→ **Exercise brief**: Locate the lines that hold the string "目標價為". Copy every such line.

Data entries
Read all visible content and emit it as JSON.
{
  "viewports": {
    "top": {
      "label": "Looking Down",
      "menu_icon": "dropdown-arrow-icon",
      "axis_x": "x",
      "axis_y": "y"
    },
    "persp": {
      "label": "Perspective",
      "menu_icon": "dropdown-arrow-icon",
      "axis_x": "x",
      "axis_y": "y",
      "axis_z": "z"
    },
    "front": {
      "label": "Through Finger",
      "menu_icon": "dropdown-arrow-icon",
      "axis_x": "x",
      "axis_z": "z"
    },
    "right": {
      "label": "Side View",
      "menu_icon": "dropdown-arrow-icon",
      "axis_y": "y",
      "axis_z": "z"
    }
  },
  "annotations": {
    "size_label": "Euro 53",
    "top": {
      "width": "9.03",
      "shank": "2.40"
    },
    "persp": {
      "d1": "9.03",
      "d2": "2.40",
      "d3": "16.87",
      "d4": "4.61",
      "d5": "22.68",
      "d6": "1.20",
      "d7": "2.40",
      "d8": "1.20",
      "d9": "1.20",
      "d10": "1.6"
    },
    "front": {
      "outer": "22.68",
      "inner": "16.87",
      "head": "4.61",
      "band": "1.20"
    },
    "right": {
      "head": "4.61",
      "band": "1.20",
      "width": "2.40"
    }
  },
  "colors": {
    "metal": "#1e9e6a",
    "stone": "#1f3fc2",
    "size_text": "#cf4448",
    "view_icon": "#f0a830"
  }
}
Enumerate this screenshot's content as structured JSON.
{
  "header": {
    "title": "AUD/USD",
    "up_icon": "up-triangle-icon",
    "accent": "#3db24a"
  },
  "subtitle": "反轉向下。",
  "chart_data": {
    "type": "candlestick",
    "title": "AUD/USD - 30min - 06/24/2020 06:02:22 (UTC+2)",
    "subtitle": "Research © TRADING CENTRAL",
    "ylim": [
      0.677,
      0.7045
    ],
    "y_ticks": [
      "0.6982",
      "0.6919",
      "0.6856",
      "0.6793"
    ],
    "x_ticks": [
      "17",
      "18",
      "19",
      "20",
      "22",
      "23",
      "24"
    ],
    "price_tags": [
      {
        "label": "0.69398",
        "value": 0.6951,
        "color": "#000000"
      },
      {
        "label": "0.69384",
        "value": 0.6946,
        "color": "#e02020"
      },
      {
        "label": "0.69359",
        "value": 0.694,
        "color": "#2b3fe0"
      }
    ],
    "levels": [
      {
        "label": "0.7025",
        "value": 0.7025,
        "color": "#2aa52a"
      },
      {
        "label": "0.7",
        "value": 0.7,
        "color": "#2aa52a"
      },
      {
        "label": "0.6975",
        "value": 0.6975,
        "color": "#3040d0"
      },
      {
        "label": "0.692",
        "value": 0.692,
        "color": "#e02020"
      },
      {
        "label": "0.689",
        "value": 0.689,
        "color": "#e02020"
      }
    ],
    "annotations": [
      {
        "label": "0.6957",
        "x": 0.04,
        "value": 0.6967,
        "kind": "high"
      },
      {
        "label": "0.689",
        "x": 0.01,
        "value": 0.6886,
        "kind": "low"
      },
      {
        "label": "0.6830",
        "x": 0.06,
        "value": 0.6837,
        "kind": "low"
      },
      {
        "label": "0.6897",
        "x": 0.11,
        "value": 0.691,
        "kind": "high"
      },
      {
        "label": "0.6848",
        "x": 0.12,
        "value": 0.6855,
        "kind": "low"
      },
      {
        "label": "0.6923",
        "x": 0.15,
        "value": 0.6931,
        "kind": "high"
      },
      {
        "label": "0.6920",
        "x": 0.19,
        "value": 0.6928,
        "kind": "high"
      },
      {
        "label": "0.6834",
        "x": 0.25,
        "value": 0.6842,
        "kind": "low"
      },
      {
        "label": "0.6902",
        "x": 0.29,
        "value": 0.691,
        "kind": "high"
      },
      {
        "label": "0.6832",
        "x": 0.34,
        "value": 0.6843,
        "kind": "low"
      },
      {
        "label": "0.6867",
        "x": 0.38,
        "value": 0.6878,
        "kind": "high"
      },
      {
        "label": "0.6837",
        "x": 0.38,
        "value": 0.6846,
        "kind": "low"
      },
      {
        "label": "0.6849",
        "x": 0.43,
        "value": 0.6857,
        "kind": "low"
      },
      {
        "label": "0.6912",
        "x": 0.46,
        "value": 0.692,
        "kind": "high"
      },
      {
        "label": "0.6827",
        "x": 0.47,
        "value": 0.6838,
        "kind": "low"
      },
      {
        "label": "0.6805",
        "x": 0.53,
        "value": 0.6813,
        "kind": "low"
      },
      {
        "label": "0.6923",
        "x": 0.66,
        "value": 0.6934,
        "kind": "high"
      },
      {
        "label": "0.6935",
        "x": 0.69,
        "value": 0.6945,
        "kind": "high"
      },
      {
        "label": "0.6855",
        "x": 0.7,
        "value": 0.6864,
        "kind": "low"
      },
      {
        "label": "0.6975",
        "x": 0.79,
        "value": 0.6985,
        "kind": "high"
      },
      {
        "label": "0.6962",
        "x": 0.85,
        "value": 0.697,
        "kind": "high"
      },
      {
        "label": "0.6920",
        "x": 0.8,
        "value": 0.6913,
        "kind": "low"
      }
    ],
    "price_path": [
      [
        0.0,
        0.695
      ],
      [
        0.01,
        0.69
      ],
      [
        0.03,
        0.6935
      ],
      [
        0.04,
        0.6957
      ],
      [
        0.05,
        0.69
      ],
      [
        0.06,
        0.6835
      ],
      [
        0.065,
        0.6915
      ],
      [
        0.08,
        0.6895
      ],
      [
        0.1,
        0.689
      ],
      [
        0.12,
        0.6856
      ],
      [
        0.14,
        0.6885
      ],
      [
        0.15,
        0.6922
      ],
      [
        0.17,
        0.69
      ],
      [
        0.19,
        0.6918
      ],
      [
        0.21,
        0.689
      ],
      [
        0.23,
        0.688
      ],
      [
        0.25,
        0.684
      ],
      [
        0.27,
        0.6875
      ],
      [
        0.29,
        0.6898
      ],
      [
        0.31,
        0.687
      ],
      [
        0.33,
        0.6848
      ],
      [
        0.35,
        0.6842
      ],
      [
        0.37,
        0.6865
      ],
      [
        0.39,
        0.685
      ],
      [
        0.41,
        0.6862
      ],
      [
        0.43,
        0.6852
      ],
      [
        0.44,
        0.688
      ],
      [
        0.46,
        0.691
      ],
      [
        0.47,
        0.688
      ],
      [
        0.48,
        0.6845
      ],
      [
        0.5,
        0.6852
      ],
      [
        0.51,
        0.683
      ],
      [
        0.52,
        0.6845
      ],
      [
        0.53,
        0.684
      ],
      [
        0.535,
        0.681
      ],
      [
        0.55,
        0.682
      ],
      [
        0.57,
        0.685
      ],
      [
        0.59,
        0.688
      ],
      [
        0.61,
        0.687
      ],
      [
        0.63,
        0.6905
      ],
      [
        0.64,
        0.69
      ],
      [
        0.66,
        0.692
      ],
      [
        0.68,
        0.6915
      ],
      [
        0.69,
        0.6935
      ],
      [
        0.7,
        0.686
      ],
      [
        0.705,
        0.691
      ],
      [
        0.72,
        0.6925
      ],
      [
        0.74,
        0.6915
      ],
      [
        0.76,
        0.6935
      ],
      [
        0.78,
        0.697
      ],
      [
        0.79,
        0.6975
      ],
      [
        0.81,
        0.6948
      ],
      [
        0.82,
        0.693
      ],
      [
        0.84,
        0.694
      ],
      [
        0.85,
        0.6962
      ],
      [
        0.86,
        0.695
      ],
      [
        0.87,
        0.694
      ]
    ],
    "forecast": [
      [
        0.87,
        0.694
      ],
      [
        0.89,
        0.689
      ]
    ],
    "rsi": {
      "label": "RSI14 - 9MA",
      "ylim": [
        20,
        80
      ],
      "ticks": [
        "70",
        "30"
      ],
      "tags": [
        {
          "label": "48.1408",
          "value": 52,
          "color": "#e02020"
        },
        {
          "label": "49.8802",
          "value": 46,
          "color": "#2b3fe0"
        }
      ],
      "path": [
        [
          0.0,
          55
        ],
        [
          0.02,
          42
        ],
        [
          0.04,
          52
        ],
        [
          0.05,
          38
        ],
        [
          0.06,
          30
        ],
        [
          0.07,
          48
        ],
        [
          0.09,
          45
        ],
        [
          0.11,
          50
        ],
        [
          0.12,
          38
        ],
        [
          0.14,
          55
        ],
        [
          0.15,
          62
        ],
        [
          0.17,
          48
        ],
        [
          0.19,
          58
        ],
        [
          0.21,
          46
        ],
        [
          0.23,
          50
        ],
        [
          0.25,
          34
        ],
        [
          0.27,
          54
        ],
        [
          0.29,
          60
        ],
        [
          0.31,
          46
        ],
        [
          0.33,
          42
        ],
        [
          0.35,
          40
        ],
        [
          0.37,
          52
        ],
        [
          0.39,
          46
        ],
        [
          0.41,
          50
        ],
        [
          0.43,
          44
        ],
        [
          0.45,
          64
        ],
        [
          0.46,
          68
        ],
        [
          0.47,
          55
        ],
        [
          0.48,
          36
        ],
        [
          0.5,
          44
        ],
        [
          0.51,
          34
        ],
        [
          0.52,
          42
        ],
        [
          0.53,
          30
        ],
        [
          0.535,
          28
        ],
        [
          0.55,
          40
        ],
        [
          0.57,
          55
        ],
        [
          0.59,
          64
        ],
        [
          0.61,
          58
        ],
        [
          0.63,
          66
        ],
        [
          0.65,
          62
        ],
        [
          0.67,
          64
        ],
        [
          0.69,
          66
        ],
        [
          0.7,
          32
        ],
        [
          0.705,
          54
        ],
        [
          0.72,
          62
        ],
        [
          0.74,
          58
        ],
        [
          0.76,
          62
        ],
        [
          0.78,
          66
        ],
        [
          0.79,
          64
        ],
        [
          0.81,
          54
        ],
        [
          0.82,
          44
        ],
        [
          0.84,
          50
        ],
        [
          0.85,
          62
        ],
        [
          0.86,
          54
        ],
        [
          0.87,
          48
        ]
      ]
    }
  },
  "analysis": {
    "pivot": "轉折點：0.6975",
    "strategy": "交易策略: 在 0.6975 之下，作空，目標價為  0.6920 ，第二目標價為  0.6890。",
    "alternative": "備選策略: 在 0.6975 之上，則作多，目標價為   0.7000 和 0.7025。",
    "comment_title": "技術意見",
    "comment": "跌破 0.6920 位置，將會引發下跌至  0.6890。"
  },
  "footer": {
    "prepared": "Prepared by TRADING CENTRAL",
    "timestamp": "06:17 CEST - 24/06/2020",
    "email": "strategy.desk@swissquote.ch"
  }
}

→ **Solution below**:
    "strategy": "交易策略: 在 0.6975 之下，作空，目標價為  0.6920 ，第二目標價為  0.6890。",
    "alternative": "備選策略: 在 0.6975 之上，則作多，目標價為   0.7000 和 0.7025。",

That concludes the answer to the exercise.